**НЕОБХОДИМЫЕ ДЕЙСТВИЯ**:
1/ Ответьте на вопросы по тексту о подстрекательстве в немецком и французском праве, каждый ответ на отдельной строке с той же буквой.
(a) Какое наказание предусматривает § 111, если публичный призыв к совершению преступного деяния не дал результата?
(b) Какая статья УК Франции устанавливает, что соучастник преступного деяния наказывается как исполнитель?
(c) Какой параграф немецкого закона устанавливает наказание за подстрекательство начальником своего подчиненного к совершению противоправного деяния по службе?
2/ Напишите продолжение текста о подстрекательстве в немецком и французском праве, начиная сразу после его последнего предложения.

**ИСХОДНЫЙ ТЕКСТ**:

Подстрекательство в немецком праве — институт Общей части уголовного закона. Вместе с тем, Особенная часть (как и в значительном числе законов иных стран) содержит описание конкретных составов, объективная сторона которых близка подстрекательству. Среди них особое место занимает § 111, который устанавливает правило о том, что публичные призывы к совершению преступных деяний наказывается как подстрекательство с учетом положений § 26; однако если такой призыв не дает результата, то содеянное наказывается лишением свободы на срок до пяти лет или денежным штрафом. Представляет интерес также § 130а об ответственности за распространение материалов, содержащих указания по совершению преступлений, § 140 — о наказании за вознаграждение, поощрение или одобрение совершения преступлений, § 240, устанавливающий преступность принуждения кого-либо к любому, в том числе и к преступному деянию, § 357 с наказанием за подстрекательство начальником своего подчиненного к совершению противоправного деяния по службе и др.
Основные идеи ответственности за подстрекательство, заложенные в немецком праве, получили свое особое воплощение и интерпретацию в уголовном праве Франции. Согласно УК Франции [13], ответственность соучастников базируется на следующих основных положениях: а) никто не подлежит уголовной ответственности иначе, как свое собственное деяние (ст. 121–1); б) исполнителем преступного деяния является лицо, которое совершает инкриминируемое деяние или покушается на совершение преступления или, в случаях, предусмотренных законом, проступка (ст. 121–4); в) соучастник преступного деяния наказывается как исполнитель (ст. 121–6); г) соучастником преступления или проступка является лицо, которое сознательно своей помощью или содействием облегчило подготовку или завершение; соучастником равно является лицо, которое посредством подарков, обещаний, угроз, требований, злоупотребления властью или полномочиями спровоцировало преступное деяние или дало указание на его совершение (ст. 121–7).

**СТРОКИ ДАННЫХ**:
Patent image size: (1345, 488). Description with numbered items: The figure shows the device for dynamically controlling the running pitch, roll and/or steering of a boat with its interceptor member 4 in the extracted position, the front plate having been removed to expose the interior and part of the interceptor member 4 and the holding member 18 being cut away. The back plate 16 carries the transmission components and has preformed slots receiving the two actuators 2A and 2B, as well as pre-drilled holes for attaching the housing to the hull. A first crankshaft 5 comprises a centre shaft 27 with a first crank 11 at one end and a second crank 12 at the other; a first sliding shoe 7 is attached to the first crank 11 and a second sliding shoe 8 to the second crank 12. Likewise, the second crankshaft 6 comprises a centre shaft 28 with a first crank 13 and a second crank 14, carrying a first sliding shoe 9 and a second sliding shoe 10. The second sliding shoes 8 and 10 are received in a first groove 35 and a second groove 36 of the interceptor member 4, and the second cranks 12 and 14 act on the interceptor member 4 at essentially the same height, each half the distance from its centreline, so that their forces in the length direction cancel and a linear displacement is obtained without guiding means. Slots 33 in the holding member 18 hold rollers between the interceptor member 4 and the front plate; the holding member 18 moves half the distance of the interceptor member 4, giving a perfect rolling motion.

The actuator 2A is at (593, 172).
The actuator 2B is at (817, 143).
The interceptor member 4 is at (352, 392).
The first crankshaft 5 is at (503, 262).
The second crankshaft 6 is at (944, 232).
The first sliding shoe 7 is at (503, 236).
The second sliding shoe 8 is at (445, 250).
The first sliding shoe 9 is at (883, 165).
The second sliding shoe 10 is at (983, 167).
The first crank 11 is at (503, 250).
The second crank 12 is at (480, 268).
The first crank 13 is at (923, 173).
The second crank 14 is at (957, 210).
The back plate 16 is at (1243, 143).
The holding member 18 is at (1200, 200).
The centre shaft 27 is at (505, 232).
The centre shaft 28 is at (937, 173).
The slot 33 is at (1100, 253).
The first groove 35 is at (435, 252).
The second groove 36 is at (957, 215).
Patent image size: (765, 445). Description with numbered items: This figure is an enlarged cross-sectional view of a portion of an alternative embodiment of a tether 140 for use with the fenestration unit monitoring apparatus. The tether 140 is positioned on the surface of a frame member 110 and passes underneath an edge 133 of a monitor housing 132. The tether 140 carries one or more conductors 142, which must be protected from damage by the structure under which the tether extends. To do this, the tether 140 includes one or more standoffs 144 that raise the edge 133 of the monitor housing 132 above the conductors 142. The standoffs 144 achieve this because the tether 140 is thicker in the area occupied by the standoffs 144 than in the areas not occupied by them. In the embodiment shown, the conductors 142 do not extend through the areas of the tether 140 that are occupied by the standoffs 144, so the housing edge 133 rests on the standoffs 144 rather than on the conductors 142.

**ОТВЕТЫ НА ЗАДАНИЯ**:
1/
(a) Лишение свободы на срок до пяти лет или денежный штраф.
(b) Статья 121–6.
(c) § 357.

2/
Как и в немецкой доктрине, во французской признается, что соучастники, в отличие от исполнителей и соисполнителей, не выполняют преступное деяние, описанное в статье Особенной части уголовного закона, но лишь акцессорно присоединяются к совершению этого преступного деяния. Как пишет Ж. Прадель, французское право признает «единство преступного деяния и множественность его участников», следовательно, «в едином преступлении соучастие — лишь акцессорный элемент» [14].
Требования акцессорности соучастия предполагают, что основное деяние исполнителя должно быть реально совершено или хотя бы должно начать совершаться. Соучастие на этапе приготовления или в ситуации, когда исполнитель добровольно отказывается от доведения начатых преступных деяниях до конца, не рассматривается как преступное и не влечет ответственности (напомним, что наше право оценивает эту ситуацию как приготовление к преступлению). Французские юристы, свидетельствует Н. Е. Крылова, в данном случае говорят о ненаказуемом покушении на соучастии (не путать с соучастием в покушении на преступлении). Кроме того, главное деяние должно обладать признаком уголовной противоправности (ибо ненаказуемо как подстрекательство склонение к непреступным действиям, соответствующее поведение, однако, может влечь ответственность как самостоятельный деликт, например, склонение к проституции)[5].
Вопрос о вине при соучастии существенно отличается во французском праве и от немецкого, и от российского. Соучастие в целом должно быть сознательным участием в совершении главного преступного деяния. Вопрос же о форме вины в этом главном деянии специально не оговаривается, что дает основание признавать возможным соучастие и в умышленных, и в неосторожных деяниях [15]. Как указывает Н. Е. Крылова, со ссылкой на французскую судебную практику, пассажир, подстрекающий водителя к быстрой езде, в результате чего тот совершает наезд на пешехода, считается соучастником, поскольку Кассационный Суд Франции убежден: положения закона о соучастии носят общий характер и применяются ко всем преступлениям, в том числе и неумышленным [16].
Законодательные формулировки французского кодекса позволяют констатировать, что подстрекательство (в отличие от пособничества, кстати) наказуемо во всех случаях, когда речь идет об уголовно-правовом деликте, вне зависимости от категории этого деликта: будь то преступление, проступок или нарушение, что отражает в целом традиционные представления о сравнительно более высокой степени опасности подстрекательства по сравнению с пособничеством.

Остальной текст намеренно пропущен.